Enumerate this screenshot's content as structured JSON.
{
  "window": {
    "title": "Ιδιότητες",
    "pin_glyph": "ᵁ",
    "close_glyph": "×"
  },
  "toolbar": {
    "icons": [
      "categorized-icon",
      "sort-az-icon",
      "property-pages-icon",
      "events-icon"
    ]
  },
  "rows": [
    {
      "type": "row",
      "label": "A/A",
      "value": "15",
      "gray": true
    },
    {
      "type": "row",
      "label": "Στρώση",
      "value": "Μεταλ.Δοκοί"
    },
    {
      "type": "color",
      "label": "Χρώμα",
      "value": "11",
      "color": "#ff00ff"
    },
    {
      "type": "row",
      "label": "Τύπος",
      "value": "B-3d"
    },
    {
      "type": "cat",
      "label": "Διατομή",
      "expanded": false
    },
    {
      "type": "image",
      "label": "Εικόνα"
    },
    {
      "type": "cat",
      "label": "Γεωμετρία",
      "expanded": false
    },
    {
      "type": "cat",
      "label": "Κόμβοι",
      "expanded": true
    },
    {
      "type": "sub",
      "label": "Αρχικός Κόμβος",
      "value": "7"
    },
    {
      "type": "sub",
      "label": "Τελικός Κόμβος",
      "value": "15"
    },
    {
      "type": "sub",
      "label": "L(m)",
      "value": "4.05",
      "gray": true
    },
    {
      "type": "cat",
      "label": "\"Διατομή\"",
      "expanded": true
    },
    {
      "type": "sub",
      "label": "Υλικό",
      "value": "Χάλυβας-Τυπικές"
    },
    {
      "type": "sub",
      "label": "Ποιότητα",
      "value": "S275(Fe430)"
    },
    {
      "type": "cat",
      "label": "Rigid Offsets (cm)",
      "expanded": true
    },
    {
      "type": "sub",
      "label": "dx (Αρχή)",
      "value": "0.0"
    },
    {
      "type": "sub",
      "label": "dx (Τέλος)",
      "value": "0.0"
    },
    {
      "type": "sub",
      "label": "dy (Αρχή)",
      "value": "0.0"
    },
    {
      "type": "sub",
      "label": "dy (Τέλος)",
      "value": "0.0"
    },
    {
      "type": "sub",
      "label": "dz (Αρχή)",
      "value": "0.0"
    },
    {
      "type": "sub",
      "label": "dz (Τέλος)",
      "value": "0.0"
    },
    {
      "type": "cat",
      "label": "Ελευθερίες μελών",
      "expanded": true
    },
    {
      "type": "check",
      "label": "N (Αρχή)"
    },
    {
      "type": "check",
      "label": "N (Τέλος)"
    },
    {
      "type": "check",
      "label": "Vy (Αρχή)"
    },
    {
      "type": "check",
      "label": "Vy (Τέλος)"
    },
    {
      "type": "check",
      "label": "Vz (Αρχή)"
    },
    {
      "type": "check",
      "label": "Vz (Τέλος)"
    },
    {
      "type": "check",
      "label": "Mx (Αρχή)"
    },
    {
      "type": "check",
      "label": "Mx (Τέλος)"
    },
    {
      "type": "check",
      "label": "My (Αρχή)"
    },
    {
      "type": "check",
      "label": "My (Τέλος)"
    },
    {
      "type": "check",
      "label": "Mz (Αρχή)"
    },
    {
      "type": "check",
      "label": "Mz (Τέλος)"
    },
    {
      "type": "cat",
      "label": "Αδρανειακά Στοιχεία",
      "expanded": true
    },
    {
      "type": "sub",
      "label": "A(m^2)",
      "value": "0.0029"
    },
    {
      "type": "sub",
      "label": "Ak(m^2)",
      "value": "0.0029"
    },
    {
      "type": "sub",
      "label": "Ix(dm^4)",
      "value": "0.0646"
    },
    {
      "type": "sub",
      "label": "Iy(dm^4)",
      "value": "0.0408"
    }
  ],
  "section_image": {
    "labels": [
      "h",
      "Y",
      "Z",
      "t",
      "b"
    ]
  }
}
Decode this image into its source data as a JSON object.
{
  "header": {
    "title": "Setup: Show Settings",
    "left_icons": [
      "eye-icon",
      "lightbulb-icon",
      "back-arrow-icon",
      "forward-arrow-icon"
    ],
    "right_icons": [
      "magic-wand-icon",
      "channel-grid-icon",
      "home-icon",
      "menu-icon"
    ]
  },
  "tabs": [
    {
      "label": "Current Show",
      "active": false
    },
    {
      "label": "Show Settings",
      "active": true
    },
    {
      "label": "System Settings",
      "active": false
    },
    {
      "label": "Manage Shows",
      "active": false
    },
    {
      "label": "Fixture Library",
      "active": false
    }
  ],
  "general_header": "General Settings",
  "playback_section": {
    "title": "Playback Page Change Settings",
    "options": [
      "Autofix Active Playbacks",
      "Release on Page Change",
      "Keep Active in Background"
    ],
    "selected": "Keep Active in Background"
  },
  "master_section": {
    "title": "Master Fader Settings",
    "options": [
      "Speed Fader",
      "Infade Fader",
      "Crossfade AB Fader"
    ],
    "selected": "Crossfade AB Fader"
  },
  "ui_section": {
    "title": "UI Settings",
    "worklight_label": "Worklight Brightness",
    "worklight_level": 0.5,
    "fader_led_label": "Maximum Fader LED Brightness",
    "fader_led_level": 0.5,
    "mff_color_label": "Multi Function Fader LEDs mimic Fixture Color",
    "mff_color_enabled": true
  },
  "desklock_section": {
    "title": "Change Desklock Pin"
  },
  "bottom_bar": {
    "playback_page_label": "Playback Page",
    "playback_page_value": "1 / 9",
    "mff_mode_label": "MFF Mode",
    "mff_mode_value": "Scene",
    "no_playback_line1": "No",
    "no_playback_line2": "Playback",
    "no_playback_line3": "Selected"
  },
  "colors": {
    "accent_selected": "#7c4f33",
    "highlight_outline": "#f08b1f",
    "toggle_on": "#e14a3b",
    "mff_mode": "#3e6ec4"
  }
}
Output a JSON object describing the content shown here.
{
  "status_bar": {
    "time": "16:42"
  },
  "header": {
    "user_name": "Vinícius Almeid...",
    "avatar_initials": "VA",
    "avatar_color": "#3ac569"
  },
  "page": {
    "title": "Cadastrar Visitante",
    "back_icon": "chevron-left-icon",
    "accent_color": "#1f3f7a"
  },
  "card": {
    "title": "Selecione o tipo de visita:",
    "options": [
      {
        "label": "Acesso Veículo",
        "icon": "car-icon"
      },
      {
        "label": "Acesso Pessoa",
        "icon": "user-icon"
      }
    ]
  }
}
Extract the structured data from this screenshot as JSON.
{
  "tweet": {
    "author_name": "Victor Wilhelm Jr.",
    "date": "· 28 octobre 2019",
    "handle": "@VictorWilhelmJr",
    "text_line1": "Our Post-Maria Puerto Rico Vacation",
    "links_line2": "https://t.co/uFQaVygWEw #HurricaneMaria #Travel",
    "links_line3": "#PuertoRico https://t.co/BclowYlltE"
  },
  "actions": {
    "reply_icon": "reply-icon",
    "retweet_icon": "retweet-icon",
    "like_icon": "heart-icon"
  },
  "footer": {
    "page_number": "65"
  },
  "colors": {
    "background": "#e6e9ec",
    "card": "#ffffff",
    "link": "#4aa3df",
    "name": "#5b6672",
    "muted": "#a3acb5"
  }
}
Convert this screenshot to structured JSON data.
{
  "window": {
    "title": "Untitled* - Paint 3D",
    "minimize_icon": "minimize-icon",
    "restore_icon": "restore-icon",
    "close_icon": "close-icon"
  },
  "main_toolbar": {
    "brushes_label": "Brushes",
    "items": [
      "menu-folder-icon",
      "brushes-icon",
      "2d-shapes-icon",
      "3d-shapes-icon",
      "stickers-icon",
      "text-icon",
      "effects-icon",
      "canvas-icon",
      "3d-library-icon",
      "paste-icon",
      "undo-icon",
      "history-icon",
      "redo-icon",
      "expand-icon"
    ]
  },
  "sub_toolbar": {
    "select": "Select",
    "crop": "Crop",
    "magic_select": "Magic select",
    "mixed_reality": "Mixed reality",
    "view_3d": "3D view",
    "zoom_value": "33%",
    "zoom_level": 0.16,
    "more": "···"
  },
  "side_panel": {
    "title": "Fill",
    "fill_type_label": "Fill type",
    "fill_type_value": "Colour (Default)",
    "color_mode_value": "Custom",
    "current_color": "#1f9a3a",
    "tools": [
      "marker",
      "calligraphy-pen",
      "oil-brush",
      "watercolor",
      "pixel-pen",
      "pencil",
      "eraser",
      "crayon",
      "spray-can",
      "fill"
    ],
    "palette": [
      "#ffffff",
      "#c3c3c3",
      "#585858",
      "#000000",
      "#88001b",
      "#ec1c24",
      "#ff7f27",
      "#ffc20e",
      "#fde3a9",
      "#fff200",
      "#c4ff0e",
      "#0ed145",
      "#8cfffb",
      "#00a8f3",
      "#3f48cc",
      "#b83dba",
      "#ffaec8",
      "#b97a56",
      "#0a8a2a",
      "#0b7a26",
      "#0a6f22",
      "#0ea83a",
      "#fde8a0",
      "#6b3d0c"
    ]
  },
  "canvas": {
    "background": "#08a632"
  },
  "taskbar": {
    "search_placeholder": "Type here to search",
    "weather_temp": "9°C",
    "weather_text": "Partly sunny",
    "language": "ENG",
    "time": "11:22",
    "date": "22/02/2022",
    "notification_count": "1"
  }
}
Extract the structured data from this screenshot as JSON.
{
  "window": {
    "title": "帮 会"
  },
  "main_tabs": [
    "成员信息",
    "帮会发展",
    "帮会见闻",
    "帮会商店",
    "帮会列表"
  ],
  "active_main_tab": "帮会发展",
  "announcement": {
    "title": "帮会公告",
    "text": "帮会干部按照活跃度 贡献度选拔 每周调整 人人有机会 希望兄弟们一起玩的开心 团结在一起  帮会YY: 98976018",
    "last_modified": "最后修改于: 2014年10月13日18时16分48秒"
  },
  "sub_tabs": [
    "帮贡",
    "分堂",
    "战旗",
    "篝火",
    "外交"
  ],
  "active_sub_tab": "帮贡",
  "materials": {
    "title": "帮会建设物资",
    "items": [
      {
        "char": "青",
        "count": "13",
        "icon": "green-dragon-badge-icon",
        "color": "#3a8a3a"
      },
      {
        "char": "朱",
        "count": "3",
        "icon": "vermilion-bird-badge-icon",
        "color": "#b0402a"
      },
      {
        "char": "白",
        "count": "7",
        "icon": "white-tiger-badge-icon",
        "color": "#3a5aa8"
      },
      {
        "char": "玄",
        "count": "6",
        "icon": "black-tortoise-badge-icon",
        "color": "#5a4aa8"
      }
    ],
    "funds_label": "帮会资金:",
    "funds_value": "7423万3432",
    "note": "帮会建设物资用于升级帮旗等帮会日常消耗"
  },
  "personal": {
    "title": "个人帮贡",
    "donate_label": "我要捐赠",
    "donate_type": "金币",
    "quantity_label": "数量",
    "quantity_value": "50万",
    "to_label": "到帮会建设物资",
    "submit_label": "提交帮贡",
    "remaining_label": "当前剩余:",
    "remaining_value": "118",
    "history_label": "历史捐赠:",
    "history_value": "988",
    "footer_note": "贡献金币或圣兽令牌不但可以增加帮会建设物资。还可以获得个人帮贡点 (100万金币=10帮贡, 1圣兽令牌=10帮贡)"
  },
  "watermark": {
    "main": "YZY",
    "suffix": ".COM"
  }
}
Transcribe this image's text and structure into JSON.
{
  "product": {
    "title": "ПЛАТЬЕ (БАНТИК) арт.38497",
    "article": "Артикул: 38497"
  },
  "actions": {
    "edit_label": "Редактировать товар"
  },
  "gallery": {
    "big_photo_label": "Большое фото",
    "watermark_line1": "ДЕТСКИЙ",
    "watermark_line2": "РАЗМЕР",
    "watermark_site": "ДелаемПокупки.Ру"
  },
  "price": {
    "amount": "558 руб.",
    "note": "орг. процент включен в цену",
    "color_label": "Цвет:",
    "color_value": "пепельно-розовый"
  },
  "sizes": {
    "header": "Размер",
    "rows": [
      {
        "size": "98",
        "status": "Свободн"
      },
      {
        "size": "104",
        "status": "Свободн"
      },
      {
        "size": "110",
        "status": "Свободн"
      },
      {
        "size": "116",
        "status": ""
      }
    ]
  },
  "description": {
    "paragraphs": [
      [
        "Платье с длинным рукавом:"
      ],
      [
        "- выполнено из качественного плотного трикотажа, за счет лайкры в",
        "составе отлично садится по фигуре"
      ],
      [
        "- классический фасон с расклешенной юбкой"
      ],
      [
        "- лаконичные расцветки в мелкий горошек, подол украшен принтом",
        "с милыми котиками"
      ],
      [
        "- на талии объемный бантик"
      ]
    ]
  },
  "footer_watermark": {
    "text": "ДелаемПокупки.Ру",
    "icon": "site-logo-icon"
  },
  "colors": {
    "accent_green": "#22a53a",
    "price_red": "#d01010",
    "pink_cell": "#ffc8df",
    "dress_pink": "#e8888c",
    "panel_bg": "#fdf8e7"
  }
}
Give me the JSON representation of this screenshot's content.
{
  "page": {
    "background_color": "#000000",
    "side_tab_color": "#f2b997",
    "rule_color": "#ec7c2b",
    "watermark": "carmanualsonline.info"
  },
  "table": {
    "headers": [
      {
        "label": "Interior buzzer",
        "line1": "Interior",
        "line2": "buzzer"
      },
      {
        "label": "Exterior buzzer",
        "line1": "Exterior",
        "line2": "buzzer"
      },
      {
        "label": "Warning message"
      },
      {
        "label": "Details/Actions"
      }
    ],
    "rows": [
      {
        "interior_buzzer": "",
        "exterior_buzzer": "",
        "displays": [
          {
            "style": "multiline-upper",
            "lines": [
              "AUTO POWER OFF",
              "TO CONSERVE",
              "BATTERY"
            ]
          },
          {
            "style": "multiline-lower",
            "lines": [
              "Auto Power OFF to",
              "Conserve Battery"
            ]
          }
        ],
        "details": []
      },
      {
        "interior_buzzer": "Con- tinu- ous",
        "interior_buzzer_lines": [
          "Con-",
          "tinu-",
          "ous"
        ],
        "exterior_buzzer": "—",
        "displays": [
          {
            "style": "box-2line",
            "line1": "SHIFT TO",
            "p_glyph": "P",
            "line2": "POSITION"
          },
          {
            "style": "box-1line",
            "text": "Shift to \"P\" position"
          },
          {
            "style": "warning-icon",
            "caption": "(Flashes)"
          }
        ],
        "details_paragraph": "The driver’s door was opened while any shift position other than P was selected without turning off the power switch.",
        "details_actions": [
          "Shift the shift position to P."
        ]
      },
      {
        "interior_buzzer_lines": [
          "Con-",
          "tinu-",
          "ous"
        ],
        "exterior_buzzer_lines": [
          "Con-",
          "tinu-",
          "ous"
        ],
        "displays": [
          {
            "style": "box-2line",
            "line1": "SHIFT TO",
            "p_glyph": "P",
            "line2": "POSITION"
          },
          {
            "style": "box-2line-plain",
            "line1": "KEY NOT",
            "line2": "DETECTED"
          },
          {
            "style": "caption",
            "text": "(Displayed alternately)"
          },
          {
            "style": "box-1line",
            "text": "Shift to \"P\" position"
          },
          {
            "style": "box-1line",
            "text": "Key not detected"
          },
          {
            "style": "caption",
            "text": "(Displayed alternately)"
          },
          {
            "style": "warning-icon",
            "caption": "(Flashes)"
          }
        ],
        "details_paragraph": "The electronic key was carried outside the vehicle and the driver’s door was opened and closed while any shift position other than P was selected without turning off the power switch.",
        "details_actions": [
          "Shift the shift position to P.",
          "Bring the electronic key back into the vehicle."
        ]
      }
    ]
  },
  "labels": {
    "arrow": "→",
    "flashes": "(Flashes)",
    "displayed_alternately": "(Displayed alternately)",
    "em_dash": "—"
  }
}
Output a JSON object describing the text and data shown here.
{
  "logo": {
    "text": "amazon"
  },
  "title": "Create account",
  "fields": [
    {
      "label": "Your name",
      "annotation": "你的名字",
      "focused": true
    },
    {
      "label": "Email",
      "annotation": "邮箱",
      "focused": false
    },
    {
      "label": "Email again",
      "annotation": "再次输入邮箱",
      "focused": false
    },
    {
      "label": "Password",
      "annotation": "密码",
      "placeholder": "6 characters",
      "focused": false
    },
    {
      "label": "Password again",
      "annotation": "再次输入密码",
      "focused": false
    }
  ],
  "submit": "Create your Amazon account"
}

++++

### Exercise
Find the lines containing "annotation" and pull them out.

### Output for this task
      "annotation": "你的名字",
      "annotation": "邮箱",
      "annotation": "再次输入邮箱",
      "annotation": "密码",
      "annotation": "再次输入密码",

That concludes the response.